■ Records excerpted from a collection
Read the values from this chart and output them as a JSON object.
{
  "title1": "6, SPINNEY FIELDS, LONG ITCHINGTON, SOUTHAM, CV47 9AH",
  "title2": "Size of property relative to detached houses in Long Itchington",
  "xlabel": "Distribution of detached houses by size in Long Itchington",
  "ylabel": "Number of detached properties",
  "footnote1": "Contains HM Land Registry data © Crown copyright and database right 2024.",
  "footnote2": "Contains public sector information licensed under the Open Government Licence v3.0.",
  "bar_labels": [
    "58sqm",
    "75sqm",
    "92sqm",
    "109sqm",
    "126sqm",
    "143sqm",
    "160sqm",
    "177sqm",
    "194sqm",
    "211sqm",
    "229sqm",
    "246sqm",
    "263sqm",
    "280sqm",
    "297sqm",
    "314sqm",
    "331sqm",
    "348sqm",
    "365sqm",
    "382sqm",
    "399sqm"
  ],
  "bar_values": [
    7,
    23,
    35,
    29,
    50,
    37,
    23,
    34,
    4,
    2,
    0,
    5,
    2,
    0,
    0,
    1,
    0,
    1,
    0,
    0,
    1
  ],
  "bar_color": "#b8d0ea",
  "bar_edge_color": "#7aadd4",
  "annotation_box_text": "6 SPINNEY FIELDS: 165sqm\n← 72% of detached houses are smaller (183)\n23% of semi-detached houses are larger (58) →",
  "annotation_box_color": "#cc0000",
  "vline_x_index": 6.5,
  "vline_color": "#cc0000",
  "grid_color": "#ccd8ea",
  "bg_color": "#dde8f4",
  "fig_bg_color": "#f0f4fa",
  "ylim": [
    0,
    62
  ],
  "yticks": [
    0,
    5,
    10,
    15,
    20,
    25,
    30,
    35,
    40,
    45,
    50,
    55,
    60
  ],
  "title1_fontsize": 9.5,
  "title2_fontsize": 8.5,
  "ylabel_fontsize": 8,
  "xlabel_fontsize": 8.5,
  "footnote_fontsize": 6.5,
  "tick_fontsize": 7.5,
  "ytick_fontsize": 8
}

■ WHAT YOU ARE ASKED TO DO
Which lines hold the word "Contains"? Return all of them from the records above.

■ WRITTEN ANSWER
  "footnote1": "Contains HM Land Registry data © Crown copyright and database right 2024.",
  "footnote2": "Contains public sector information licensed under the Open Government Licence v3.0.",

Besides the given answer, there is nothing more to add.